» EXCERPT TO READ:

In your question, you write "how do I access the loop index, from 1 to 5 in this case?"
However, the index for a list runs from zero. So, then we need to know if what you actually want is the index and item for each item in a list, or whether you really want numbers starting from 1. Fortunately, in Python, it is easy to do either or both.
First, to clarify, the enumerate function iteratively returns the index and corresponding item for each item in a list.
alist = [1, 2, 3, 4, 5]
for n, a in enumerate(alist):
print("%d %d" % (n, a))
The output for the above is then,
0 1
1 2
2 3
3 4
4 5
Notice that the index runs from 0. This kind of indexing is common among modern programming languages including Python and C.
If you want your loop to span a part of the list, you can use the standard Python syntax for a part of the list. For example, to loop from the second item in a list up to but not including the last item, you could use
for n, a in enumerate(alist[1:-1]):
print("%d %d" % (n, a))
Note that once again, the output index runs from 0,
0 2
1 3
2 4
That brings us to the start=n switch for enumerate(). This simply offsets the index, you can equivalently simply add a number to the index inside the loop.
for n, a in enumerate(alist, start=1):
print("%d %d" % (n, a))
for which the output is
1 1
2 2
3 3
4 4
5 5
If I were to iterate nums = [1, 2, 3, 4, 5] I would do
for i, num in enumerate(nums, start=1):
print(i, num)
Or get the length as l = len(nums)
for i in range(l):
print(i+1, nums[i])
If there is no duplicate value in the list:
for i in ints:
indx = ints.index(i)
print(i, indx)
You can also try this:
data = ['itemA.ABC', 'itemB.defg', 'itemC.drug', 'itemD.ashok']
x = []
for (i, item) in enumerate(data):
a = (i, str(item).split('.'))
x.append(a)
for index, value in x:
print(index, value)
The output is
0 ['itemA', 'ABC']
1 ['itemB', 'defg']
2 ['itemC', 'drug']
3 ['itemD', 'ashok']
You can use the index method:
ints = [8, 23, 45, 12, 78]
inds = [ints.index(i) for i in ints]
It is highlighted in a comment that this method doesn’t work if there are duplicates in ints. The method below should work for any values in ints:
ints = [8, 8, 8, 23, 45, 12, 78]
inds = [tup[0] for tup in enumerate(ints)]
Or alternatively
ints = [8, 8, 8, 23, 45, 12, 78]
inds = [tup for tup in enumerate(ints)]
if you want to get both the index and the value in ints as a list of tuples.
It uses the method of enumerate in the selected answer to this question, but with list comprehension, making it faster with less code.

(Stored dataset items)
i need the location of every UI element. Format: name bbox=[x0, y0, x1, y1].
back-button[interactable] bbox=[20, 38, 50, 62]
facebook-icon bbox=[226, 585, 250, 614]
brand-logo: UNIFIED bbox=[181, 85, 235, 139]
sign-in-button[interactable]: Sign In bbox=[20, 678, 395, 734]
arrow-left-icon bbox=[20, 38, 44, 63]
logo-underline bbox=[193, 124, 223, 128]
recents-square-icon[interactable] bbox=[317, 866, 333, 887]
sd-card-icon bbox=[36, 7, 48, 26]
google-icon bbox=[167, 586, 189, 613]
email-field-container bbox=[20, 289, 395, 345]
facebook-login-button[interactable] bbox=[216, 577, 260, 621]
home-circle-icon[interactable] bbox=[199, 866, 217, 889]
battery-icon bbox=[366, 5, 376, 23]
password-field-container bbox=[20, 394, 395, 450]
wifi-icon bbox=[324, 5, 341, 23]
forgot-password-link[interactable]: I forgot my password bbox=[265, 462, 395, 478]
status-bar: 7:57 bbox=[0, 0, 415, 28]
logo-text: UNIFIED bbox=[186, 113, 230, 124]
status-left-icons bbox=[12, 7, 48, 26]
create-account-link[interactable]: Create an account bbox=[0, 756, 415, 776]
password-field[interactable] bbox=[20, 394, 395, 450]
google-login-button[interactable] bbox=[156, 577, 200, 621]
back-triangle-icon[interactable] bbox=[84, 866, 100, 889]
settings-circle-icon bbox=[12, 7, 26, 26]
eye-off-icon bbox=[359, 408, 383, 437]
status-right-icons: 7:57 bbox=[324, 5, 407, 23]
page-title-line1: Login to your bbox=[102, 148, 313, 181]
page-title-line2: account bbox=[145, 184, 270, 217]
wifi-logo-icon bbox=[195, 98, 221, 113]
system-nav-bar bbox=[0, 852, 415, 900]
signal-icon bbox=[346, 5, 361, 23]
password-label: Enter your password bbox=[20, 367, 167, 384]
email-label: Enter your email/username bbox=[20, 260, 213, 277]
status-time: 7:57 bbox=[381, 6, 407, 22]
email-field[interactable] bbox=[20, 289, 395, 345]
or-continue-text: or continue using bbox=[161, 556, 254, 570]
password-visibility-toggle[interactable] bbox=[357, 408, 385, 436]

» WHAT TO WORK ON:
- a) Format the records as a Markdown table with the columns Row and Line, omitting blank lines. Begin at the first line of the records and stop after the line containing "eye-off-icon bbox=[359, 408, 383, 437]".
- b) Resume the text on Python loop indexing from where it stops.
The text and the records have no connection to each other.

» FINAL RESULTS:
- a)
| Row | Line |
|---|---|
| 1 | i need the location of every UI element. Format: name bbox=[x0, y0, x1, y1]. |
| 2 | back-button[interactable] bbox=[20, 38, 50, 62] |
| 3 | facebook-icon bbox=[226, 585, 250, 614] |
| 4 | brand-logo: UNIFIED bbox=[181, 85, 235, 139] |
| 5 | sign-in-button[interactable]: Sign In bbox=[20, 678, 395, 734] |
| 6 | arrow-left-icon bbox=[20, 38, 44, 63] |
| 7 | logo-underline bbox=[193, 124, 223, 128] |
| 8 | recents-square-icon[interactable] bbox=[317, 866, 333, 887] |
| 9 | sd-card-icon bbox=[36, 7, 48, 26] |
| 10 | google-icon bbox=[167, 586, 189, 613] |
| 11 | email-field-container bbox=[20, 289, 395, 345] |
| 12 | facebook-login-button[interactable] bbox=[216, 577, 260, 621] |
| 13 | home-circle-icon[interactable] bbox=[199, 866, 217, 889] |
| 14 | battery-icon bbox=[366, 5, 376, 23] |
| 15 | password-field-container bbox=[20, 394, 395, 450] |
| 16 | wifi-icon bbox=[324, 5, 341, 23] |
| 17 | forgot-password-link[interactable]: I forgot my password bbox=[265, 462, 395, 478] |
| 18 | status-bar: 7:57 bbox=[0, 0, 415, 28] |
| 19 | logo-text: UNIFIED bbox=[186, 113, 230, 124] |
| 20 | status-left-icons bbox=[12, 7, 48, 26] |
| 21 | create-account-link[interactable]: Create an account bbox=[0, 756, 415, 776] |
| 22 | password-field[interactable] bbox=[20, 394, 395, 450] |
| 23 | google-login-button[interactable] bbox=[156, 577, 200, 621] |
| 24 | back-triangle-icon[interactable] bbox=[84, 866, 100, 889] |
| 25 | settings-circle-icon bbox=[12, 7, 26, 26] |
| 26 | eye-off-icon bbox=[359, 408, 383, 437] |

- b)
A simple answer using a while loop:
arr = [8, 23, 45, 12, 78]
i = 0
while i < len(arr):
print("Item ", i + 1, " = ", arr[i])
i += 1
Output:
Item 1 = 8
Item 2 = 23
Item 3 = 45
Item 4 = 12
Item 5 = 78
You can simply use a variable such as count to count the number of elements in the list:
ints = [8, 23, 45, 12, 78]
count = 0
for i in ints:
count = count + 1
print('item #{} = {}'.format(count, i))
To print a tuple of (index, value) in a list comprehension using a for loop:
ints = [8, 23, 45, 12, 78]
print [(i,ints[i]) for i in range(len(ints))]
Output:
[(0, 8), (1, 23), (2, 45), (3, 12), (4, 78)]
In addition to all the excellent answers above, here is a solution to this problem when working with pandas Series objects. In many cases, pandas Series have custom/unique indices (for example, unique identifier strings) that can't be accessed with the enumerate() function.
xs = pd.Series([8, 23, 45])
xs.index = ['G923002', 'G923004', 'G923005']
print(xs)
Output:
# G923002 8
# G923004 23
# G923005 45
# dtype: int64
We can see below that enumerate() doesn't give us the desired result:
for id, x in enumerate(xs):
print("id #{} = {}".format(id, x))
Output:
# id #0 = 8
# id #1 = 23
# id #2 = 45
We can access the indices of a pandas Series in a for loop using .items():
for id, x in xs.items():
print("id #{} = {}".format(id, x))
Output:
# id #G923002 = 8
# id #G923004 = 23
# id #G923005 = 45
One-liner lovers:
[index for index, datum in enumerate(data) if 'a' in datum]
Explaination:
>>> data = ['a','ab','bb','ba','alskdhkjl','hkjferht','lal']
>>> data
['a', 'ab', 'bb', 'ba', 'alskdhkjl', 'hkjferht', 'lal']
>>> [index for index, datum in enumerate(data) if 'a' in datum]
[0, 1, 3, 4, 6]
>>> [index for index, datum in enumerate(data) if 'b' in datum]
[1, 2, 3]
>>>
Points to take:
Python list doesn't provide an index; if you are using for
If you enumerate a list it will return you ANOTHER list
BUT that list will have a different type
it will wrap each and every element with an index as tuple
we can access tuples as variables, separated with comma(,)
Thanks. Keep me in your prayers.
You can use range(len(some_list)) and then lookup the index like this
xs = [8, 23, 45]
for i in range(len(xs)):
print("item #{} = {}".format(i + 1, xs[i]))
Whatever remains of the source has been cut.